→ Extracted data
━━━━━━━━━━━━━━━━

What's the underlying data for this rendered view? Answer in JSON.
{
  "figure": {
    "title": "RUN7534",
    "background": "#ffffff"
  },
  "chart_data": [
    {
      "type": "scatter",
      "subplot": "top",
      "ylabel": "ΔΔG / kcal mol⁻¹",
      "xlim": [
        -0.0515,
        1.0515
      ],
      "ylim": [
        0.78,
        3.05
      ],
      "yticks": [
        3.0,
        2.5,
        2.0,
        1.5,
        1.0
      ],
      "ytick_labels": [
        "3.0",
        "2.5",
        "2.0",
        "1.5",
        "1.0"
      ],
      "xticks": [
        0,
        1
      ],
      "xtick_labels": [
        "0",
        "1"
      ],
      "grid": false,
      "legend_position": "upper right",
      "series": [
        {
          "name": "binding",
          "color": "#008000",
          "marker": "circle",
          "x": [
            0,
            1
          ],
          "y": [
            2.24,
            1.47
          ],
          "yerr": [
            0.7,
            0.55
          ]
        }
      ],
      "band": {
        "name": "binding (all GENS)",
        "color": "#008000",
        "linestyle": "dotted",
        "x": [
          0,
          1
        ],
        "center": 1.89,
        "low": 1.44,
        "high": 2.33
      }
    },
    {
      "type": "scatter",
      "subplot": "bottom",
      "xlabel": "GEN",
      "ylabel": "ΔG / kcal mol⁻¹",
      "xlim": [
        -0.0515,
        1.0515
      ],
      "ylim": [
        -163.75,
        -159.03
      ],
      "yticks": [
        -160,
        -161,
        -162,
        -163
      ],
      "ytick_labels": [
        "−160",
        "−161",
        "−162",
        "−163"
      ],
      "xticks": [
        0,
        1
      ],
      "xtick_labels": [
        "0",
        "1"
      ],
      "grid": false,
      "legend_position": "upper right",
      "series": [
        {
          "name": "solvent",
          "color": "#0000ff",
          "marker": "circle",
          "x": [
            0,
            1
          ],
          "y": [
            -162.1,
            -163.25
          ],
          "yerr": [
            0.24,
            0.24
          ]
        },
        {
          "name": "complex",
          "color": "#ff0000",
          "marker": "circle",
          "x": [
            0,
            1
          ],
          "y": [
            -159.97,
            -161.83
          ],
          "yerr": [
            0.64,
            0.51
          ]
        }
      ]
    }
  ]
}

━━━━━━━━━━━━━━━━

Show every line that contains the word "kcal".

      "ylabel": "ΔΔG / kcal mol⁻¹",
      "ylabel": "ΔG / kcal mol⁻¹",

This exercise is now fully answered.